Set problem
Here are some records; copy every line that holds the word "JSON".

^^^^^^^^

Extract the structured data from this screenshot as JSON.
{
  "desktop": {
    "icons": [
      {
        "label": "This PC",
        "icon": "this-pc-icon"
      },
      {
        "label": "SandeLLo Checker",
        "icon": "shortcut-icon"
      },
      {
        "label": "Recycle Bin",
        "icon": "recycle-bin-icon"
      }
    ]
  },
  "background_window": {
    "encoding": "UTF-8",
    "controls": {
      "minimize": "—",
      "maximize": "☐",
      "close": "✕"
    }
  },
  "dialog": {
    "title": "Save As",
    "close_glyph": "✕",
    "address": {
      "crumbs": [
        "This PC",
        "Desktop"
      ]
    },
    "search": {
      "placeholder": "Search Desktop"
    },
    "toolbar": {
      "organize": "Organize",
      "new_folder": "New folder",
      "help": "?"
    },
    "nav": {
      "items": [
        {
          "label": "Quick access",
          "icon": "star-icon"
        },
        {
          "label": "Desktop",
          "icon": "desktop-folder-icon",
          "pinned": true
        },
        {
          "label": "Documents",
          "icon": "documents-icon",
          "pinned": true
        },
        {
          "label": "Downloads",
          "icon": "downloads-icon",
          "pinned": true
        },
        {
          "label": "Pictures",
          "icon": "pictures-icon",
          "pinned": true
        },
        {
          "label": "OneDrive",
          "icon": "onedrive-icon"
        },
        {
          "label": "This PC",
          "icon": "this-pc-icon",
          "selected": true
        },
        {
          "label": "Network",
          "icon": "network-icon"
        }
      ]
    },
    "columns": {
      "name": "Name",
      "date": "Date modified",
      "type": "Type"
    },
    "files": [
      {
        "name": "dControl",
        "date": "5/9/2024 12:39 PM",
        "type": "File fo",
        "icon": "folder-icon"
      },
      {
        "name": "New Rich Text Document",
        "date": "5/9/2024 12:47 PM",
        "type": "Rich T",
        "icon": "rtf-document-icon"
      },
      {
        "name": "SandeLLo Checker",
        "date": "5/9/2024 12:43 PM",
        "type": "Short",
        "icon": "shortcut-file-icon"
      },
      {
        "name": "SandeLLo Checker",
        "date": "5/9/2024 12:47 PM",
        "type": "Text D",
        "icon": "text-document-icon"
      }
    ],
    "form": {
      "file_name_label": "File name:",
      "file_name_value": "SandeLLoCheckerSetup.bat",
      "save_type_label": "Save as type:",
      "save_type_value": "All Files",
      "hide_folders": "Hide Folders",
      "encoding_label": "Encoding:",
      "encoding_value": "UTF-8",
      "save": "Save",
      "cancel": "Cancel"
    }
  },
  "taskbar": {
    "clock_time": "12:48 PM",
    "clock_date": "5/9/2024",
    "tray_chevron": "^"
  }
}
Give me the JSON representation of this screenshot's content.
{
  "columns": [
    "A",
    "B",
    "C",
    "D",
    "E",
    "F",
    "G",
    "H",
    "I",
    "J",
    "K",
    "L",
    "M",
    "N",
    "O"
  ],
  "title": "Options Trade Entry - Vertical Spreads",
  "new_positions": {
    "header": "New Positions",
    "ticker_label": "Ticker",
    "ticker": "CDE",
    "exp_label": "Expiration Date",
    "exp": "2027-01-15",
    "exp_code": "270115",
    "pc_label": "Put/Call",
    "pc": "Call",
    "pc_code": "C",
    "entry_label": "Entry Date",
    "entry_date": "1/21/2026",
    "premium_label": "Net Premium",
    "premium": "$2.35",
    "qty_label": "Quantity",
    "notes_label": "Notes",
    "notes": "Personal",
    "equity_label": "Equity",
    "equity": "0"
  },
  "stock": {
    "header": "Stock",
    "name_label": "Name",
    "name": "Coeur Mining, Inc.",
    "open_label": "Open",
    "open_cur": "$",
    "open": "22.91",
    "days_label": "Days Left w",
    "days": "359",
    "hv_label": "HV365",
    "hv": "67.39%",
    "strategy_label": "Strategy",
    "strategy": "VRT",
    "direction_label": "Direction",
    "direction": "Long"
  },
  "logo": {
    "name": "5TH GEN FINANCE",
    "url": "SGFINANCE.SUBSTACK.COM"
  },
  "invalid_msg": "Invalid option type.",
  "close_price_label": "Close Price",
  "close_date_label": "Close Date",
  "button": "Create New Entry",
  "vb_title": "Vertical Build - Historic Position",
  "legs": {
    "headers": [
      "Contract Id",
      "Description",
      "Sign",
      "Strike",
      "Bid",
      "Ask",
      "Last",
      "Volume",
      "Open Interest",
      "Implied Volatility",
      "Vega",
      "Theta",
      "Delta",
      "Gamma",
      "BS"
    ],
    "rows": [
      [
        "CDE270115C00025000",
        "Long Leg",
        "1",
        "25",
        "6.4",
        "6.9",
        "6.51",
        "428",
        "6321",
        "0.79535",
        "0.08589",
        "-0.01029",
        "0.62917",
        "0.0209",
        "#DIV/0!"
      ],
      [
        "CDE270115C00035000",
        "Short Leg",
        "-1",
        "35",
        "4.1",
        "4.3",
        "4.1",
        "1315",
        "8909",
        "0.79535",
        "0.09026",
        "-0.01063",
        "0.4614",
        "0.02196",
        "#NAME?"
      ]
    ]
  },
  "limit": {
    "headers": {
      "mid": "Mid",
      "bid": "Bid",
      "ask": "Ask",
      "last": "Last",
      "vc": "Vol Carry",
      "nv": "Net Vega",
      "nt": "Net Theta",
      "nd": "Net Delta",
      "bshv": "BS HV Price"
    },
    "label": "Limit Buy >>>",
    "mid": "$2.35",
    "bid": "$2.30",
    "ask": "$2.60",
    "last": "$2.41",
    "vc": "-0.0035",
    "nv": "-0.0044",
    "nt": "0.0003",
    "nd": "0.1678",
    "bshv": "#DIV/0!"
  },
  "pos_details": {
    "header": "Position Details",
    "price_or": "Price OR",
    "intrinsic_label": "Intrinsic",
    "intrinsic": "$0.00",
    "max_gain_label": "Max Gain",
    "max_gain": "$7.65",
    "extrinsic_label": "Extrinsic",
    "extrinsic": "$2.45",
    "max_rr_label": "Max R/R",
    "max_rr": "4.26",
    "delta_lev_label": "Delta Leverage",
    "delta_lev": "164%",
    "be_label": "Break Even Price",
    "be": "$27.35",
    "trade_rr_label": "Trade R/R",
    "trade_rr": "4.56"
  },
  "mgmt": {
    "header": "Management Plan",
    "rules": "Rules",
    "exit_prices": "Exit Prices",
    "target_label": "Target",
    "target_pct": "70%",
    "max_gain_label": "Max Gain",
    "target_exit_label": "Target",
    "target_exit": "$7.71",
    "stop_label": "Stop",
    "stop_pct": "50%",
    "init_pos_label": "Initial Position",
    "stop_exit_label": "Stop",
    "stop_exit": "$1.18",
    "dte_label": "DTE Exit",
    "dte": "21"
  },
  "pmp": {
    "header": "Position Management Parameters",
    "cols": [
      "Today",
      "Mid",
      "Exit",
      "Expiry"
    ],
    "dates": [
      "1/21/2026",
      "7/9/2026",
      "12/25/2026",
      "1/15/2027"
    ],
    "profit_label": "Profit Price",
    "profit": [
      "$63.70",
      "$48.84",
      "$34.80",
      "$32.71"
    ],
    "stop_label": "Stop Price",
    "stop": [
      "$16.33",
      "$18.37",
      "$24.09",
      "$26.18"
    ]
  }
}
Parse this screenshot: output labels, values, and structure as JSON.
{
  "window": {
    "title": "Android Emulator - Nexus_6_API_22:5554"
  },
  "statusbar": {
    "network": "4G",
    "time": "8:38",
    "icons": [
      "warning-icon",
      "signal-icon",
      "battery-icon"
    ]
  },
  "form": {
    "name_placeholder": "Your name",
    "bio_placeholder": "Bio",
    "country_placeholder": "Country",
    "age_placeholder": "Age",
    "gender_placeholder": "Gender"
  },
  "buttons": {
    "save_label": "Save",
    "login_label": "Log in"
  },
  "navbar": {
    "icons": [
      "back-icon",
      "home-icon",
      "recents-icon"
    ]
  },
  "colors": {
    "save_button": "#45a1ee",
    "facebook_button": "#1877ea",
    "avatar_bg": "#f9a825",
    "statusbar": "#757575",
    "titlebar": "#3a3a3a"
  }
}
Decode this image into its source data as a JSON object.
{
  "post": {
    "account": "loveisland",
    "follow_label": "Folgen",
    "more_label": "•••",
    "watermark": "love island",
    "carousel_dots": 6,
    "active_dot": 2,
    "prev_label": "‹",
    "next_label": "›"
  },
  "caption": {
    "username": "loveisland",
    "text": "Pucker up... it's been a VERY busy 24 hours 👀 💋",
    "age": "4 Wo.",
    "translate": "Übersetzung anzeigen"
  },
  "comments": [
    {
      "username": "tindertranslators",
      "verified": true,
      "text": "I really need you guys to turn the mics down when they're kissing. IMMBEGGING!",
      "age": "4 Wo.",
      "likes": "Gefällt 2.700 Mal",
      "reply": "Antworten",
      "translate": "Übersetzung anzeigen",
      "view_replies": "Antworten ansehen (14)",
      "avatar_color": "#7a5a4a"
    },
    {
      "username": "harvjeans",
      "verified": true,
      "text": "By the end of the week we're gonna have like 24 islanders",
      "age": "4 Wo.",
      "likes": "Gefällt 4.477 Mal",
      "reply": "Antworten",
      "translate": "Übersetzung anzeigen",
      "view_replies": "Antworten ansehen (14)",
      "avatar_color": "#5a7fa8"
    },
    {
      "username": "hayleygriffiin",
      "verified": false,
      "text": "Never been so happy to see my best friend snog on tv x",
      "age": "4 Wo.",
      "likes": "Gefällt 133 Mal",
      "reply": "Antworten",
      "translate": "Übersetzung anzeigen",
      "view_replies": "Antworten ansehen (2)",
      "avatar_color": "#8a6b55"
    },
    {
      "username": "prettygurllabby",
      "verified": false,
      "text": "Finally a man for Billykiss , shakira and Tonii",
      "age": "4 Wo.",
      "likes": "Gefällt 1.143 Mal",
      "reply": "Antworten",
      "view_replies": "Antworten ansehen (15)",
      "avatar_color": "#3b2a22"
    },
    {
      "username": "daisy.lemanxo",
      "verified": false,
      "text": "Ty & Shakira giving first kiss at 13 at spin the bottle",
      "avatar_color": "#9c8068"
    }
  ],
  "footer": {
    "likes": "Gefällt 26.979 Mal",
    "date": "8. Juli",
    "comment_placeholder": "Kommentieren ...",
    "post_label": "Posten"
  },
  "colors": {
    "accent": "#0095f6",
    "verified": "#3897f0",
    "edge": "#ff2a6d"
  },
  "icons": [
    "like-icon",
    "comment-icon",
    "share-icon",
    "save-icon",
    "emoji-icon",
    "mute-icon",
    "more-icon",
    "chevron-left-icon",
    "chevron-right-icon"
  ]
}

^^^^^^^^

Answer to this task
Extract the structured data from this screenshot as JSON.
Give me the JSON representation of this screenshot's content.
Parse this screenshot: output labels, values, and structure as JSON.
Decode this image into its source data as a JSON object.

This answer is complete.